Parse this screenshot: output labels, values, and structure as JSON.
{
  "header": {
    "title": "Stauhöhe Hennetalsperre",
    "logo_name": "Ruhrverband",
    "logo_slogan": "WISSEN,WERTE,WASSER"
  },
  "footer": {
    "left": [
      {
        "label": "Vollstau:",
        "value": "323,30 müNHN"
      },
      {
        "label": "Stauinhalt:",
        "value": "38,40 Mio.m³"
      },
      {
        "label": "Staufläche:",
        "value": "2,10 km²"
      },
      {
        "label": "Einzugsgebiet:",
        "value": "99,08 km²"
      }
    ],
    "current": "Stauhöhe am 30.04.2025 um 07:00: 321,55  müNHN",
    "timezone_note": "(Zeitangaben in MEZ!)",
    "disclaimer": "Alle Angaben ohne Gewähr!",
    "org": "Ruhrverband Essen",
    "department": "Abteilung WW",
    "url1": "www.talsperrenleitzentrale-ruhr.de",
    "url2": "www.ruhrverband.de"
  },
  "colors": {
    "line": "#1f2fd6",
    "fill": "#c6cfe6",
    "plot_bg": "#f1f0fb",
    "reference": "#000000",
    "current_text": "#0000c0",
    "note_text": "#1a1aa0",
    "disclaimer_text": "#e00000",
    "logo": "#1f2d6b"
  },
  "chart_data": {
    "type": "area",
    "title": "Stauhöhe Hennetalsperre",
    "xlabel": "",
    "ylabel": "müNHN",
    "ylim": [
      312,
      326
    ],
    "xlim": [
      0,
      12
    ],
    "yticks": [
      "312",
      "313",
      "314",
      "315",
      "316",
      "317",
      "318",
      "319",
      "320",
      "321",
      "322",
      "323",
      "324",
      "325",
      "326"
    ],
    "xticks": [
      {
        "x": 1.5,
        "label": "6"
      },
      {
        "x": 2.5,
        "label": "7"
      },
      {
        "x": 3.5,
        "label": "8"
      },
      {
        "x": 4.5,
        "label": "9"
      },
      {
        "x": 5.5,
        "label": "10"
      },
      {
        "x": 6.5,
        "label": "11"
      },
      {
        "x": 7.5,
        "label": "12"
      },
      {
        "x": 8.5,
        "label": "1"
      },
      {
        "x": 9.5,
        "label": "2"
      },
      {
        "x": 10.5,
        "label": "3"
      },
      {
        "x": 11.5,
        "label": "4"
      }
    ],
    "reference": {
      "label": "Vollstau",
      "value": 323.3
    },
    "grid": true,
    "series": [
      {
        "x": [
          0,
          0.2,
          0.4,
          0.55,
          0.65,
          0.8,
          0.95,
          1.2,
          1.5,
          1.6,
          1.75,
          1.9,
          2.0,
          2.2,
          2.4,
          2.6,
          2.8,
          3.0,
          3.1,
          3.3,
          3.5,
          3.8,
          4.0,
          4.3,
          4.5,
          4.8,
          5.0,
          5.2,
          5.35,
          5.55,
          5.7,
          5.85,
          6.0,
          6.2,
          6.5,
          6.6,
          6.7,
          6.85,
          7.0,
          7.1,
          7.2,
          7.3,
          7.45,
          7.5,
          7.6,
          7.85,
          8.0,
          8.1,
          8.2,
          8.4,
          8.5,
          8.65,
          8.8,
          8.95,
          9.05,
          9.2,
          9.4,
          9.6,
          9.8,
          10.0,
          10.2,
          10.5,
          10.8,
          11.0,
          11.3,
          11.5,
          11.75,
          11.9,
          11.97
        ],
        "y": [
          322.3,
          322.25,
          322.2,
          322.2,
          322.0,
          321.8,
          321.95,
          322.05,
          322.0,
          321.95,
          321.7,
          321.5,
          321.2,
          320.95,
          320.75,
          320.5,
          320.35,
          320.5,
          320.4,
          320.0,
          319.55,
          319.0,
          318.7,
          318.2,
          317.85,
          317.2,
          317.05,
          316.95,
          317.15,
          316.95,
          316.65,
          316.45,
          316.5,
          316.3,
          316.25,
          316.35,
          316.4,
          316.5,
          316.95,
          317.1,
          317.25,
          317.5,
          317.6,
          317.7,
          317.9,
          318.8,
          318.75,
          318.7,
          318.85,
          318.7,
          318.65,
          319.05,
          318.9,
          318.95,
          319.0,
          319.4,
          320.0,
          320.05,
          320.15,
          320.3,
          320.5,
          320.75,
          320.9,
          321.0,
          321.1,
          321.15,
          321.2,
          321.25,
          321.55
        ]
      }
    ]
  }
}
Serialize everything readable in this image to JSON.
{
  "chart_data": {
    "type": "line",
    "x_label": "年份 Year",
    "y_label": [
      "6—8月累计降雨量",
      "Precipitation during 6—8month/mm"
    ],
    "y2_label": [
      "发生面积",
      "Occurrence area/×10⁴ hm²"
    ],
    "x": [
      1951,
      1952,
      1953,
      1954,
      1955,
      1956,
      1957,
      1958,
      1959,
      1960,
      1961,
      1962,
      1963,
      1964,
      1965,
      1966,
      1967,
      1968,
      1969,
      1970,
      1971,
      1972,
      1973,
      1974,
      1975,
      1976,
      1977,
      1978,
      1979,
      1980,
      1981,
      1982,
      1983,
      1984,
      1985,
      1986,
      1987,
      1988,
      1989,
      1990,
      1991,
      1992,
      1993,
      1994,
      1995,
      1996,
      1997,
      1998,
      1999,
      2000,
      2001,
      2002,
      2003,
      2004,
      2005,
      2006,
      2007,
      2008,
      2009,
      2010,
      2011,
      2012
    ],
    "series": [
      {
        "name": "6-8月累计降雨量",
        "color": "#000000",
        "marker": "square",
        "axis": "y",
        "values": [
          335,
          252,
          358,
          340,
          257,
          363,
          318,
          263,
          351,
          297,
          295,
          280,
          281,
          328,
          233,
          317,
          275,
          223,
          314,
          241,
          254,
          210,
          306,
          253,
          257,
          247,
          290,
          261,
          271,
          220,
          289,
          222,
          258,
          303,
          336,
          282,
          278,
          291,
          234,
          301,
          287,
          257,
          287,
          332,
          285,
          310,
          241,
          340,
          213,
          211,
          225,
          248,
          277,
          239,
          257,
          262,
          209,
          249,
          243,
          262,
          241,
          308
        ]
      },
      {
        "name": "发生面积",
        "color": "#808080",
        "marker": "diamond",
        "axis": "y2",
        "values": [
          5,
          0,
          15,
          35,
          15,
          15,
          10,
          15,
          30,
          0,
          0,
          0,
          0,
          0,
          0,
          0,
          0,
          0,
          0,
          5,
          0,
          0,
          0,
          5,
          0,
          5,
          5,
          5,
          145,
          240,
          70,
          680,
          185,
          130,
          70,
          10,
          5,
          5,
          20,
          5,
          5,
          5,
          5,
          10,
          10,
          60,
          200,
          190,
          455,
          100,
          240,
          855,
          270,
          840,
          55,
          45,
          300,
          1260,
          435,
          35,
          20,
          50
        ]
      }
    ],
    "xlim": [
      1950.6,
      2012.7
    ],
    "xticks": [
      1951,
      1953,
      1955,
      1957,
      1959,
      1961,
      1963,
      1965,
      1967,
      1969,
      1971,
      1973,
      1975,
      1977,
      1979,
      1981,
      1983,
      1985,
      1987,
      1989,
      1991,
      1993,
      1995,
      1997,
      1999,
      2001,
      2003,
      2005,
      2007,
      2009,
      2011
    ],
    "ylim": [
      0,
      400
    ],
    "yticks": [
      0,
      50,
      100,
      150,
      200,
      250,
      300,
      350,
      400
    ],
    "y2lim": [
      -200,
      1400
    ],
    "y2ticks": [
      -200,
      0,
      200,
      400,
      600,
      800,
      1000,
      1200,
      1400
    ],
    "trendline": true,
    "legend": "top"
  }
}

-----

**PROBLEM DESCRIPTION:** Determine how many lines in the data above contain the string "this". Give nothing except the number.

**WRITTEN SOLUTION:** 2